■ Saved data entries:

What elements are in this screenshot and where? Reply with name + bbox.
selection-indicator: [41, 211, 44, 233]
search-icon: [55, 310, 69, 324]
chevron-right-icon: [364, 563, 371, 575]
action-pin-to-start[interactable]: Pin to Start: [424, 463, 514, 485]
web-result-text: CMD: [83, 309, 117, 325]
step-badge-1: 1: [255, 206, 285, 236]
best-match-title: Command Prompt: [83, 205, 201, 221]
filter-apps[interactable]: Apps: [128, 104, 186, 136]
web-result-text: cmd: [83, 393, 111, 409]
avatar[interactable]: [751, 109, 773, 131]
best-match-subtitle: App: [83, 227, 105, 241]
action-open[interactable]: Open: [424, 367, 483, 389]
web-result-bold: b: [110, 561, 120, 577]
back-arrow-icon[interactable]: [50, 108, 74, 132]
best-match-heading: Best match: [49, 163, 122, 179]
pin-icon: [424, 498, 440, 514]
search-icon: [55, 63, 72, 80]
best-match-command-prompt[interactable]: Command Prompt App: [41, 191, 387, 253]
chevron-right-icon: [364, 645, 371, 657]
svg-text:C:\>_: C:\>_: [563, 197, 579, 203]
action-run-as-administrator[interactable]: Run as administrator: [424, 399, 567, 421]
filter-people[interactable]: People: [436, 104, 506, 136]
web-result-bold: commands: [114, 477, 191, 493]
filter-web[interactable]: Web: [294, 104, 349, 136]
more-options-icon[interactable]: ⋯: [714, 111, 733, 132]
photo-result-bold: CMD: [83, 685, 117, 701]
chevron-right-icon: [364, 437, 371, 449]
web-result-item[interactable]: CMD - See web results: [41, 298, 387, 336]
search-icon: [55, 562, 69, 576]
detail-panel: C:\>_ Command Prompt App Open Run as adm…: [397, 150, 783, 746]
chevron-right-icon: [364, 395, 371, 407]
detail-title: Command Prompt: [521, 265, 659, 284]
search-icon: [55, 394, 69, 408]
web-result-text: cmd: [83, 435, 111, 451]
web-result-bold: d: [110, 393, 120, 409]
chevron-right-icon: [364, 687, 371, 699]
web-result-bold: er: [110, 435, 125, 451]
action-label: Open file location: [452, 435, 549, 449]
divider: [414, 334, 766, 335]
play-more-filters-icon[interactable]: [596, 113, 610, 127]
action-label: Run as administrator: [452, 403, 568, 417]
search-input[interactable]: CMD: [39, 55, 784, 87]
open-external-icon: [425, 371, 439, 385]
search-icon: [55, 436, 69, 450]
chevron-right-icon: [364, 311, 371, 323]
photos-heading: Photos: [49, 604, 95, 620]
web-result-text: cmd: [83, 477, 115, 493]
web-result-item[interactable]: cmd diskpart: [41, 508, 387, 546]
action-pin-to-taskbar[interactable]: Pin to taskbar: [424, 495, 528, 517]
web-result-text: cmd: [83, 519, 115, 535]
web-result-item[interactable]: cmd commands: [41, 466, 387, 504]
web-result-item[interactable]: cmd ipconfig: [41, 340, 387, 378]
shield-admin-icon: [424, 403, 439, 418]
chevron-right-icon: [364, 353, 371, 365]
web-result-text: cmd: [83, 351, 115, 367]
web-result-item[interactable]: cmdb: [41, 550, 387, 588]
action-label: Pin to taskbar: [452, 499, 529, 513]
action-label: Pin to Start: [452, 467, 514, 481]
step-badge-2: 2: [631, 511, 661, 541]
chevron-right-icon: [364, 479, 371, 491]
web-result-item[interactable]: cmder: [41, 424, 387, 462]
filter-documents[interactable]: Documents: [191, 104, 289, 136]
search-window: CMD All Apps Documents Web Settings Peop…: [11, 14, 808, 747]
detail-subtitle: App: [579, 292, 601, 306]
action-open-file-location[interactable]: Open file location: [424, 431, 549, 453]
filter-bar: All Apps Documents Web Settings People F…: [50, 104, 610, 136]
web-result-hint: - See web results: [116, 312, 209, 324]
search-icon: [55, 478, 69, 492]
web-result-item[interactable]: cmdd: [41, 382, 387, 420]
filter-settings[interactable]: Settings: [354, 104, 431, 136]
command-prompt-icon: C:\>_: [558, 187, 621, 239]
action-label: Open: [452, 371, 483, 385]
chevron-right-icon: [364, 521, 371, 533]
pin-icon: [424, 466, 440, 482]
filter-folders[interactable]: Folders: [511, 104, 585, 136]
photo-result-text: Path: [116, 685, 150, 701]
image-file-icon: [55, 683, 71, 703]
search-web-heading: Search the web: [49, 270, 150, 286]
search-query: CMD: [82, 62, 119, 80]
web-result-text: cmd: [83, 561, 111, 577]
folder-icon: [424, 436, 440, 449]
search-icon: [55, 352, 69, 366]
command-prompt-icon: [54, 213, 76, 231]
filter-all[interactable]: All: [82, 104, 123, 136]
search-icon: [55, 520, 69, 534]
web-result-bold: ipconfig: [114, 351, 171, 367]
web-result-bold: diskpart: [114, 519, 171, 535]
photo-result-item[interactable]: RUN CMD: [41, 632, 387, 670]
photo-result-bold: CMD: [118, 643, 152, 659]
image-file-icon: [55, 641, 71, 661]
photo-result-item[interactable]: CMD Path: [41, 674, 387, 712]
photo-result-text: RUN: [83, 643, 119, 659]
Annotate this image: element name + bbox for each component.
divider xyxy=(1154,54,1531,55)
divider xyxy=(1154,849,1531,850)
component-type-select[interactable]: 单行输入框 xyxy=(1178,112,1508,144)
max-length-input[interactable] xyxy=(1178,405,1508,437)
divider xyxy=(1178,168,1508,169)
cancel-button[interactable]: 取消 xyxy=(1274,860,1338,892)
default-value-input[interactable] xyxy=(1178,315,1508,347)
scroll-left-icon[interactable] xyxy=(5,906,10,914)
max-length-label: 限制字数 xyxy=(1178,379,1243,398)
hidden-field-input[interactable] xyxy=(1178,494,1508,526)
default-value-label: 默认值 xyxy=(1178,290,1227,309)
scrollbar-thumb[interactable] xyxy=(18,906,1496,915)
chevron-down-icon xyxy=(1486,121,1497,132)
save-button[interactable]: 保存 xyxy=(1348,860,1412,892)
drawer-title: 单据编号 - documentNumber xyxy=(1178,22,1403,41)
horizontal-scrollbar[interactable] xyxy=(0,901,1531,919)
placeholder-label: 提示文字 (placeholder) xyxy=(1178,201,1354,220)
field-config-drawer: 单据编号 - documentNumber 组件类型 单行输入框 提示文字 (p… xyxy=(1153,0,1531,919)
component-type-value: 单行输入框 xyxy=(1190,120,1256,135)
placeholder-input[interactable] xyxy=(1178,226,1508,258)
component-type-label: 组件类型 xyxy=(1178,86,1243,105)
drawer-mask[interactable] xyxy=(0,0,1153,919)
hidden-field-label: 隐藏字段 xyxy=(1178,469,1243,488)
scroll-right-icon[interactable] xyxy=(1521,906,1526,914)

■ Stated goal: Return every line of the saved data entries above unchanged, character for character.

■ Full response:
What elements are in this screenshot and where? Reply with name + bbox.
selection-indicator: [41, 211, 44, 233]
search-icon: [55, 310, 69, 324]
chevron-right-icon: [364, 563, 371, 575]
action-pin-to-start[interactable]: Pin to Start: [424, 463, 514, 485]
web-result-text: CMD: [83, 309, 117, 325]
step-badge-1: 1: [255, 206, 285, 236]
best-match-title: Command Prompt: [83, 205, 201, 221]
filter-apps[interactable]: Apps: [128, 104, 186, 136]
web-result-text: cmd: [83, 393, 111, 409]
avatar[interactable]: [751, 109, 773, 131]
best-match-subtitle: App: [83, 227, 105, 241]
action-open[interactable]: Open: [424, 367, 483, 389]
web-result-bold: b: [110, 561, 120, 577]
back-arrow-icon[interactable]: [50, 108, 74, 132]
best-match-heading: Best match: [49, 163, 122, 179]
pin-icon: [424, 498, 440, 514]
search-icon: [55, 63, 72, 80]
best-match-command-prompt[interactable]: Command Prompt App: [41, 191, 387, 253]
chevron-right-icon: [364, 645, 371, 657]
svg-text:C:\>_: C:\>_: [563, 197, 579, 203]
action-run-as-administrator[interactable]: Run as administrator: [424, 399, 567, 421]
filter-people[interactable]: People: [436, 104, 506, 136]
web-result-bold: commands: [114, 477, 191, 493]
filter-web[interactable]: Web: [294, 104, 349, 136]
more-options-icon[interactable]: ⋯: [714, 111, 733, 132]
photo-result-bold: CMD: [83, 685, 117, 701]
chevron-right-icon: [364, 437, 371, 449]
web-result-item[interactable]: CMD - See web results: [41, 298, 387, 336]
search-icon: [55, 562, 69, 576]
detail-panel: C:\>_ Command Prompt App Open Run as adm…: [397, 150, 783, 746]
chevron-right-icon: [364, 395, 371, 407]
detail-title: Command Prompt: [521, 265, 659, 284]
search-icon: [55, 394, 69, 408]
web-result-text: cmd: [83, 435, 111, 451]
web-result-bold: d: [110, 393, 120, 409]
chevron-right-icon: [364, 687, 371, 699]
web-result-bold: er: [110, 435, 125, 451]
action-label: Open file location: [452, 435, 549, 449]
divider: [414, 334, 766, 335]
play-more-filters-icon[interactable]: [596, 113, 610, 127]
action-label: Run as administrator: [452, 403, 568, 417]
search-input[interactable]: CMD: [39, 55, 784, 87]
open-external-icon: [425, 371, 439, 385]
search-icon: [55, 436, 69, 450]
chevron-right-icon: [364, 311, 371, 323]
photos-heading: Photos: [49, 604, 95, 620]
web-result-text: cmd: [83, 477, 115, 493]
web-result-item[interactable]: cmd diskpart: [41, 508, 387, 546]
action-pin-to-taskbar[interactable]: Pin to taskbar: [424, 495, 528, 517]
web-result-text: cmd: [83, 519, 115, 535]
web-result-item[interactable]: cmd commands: [41, 466, 387, 504]
web-result-item[interactable]: cmd ipconfig: [41, 340, 387, 378]
shield-admin-icon: [424, 403, 439, 418]
chevron-right-icon: [364, 353, 371, 365]
web-result-text: cmd: [83, 351, 115, 367]
web-result-item[interactable]: cmdb: [41, 550, 387, 588]
action-label: Pin to taskbar: [452, 499, 529, 513]
action-label: Pin to Start: [452, 467, 514, 481]
step-badge-2: 2: [631, 511, 661, 541]
chevron-right-icon: [364, 479, 371, 491]
web-result-item[interactable]: cmder: [41, 424, 387, 462]
filter-documents[interactable]: Documents: [191, 104, 289, 136]
search-window: CMD All Apps Documents Web Settings Peop…: [11, 14, 808, 747]
detail-subtitle: App: [579, 292, 601, 306]
action-open-file-location[interactable]: Open file location: [424, 431, 549, 453]
filter-bar: All Apps Documents Web Settings People F…: [50, 104, 610, 136]
web-result-hint: - See web results: [116, 312, 209, 324]
search-icon: [55, 478, 69, 492]
web-result-item[interactable]: cmdd: [41, 382, 387, 420]
filter-settings[interactable]: Settings: [354, 104, 431, 136]
command-prompt-icon: C:\>_: [558, 187, 621, 239]
action-label: Open: [452, 371, 483, 385]
chevron-right-icon: [364, 521, 371, 533]
pin-icon: [424, 466, 440, 482]
filter-folders[interactable]: Folders: [511, 104, 585, 136]
photo-result-text: Path: [116, 685, 150, 701]
image-file-icon: [55, 683, 71, 703]
search-web-heading: Search the web: [49, 270, 150, 286]
search-query: CMD: [82, 62, 119, 80]
web-result-text: cmd: [83, 561, 111, 577]
folder-icon: [424, 436, 440, 449]
search-icon: [55, 352, 69, 366]
command-prompt-icon: [54, 213, 76, 231]
filter-all[interactable]: All: [82, 104, 123, 136]
search-icon: [55, 520, 69, 534]
web-result-bold: ipconfig: [114, 351, 171, 367]
web-result-bold: diskpart: [114, 519, 171, 535]
photo-result-item[interactable]: RUN CMD: [41, 632, 387, 670]
photo-result-bold: CMD: [118, 643, 152, 659]
image-file-icon: [55, 641, 71, 661]
photo-result-item[interactable]: CMD Path: [41, 674, 387, 712]
photo-result-text: RUN: [83, 643, 119, 659]
Annotate this image: element name + bbox for each component.
divider xyxy=(1154,54,1531,55)
divider xyxy=(1154,849,1531,850)
component-type-select[interactable]: 单行输入框 xyxy=(1178,112,1508,144)
max-length-input[interactable] xyxy=(1178,405,1508,437)
divider xyxy=(1178,168,1508,169)
cancel-button[interactable]: 取消 xyxy=(1274,860,1338,892)
default-value-input[interactable] xyxy=(1178,315,1508,347)
scroll-left-icon[interactable] xyxy=(5,906,10,914)
max-length-label: 限制字数 xyxy=(1178,379,1243,398)
hidden-field-input[interactable] xyxy=(1178,494,1508,526)
default-value-label: 默认值 xyxy=(1178,290,1227,309)
scrollbar-thumb[interactable] xyxy=(18,906,1496,915)
chevron-down-icon xyxy=(1486,121,1497,132)
save-button[interactable]: 保存 xyxy=(1348,860,1412,892)
drawer-title: 单据编号 - documentNumber xyxy=(1178,22,1403,41)
horizontal-scrollbar[interactable] xyxy=(0,901,1531,919)
placeholder-label: 提示文字 (placeholder) xyxy=(1178,201,1354,220)
field-config-drawer: 单据编号 - documentNumber 组件类型 单行输入框 提示文字 (p… xyxy=(1153,0,1531,919)
component-type-value: 单行输入框 xyxy=(1190,120,1256,135)
placeholder-input[interactable] xyxy=(1178,226,1508,258)
component-type-label: 组件类型 xyxy=(1178,86,1243,105)
drawer-mask[interactable] xyxy=(0,0,1153,919)
hidden-field-label: 隐藏字段 xyxy=(1178,469,1243,488)
scroll-right-icon[interactable] xyxy=(1521,906,1526,914)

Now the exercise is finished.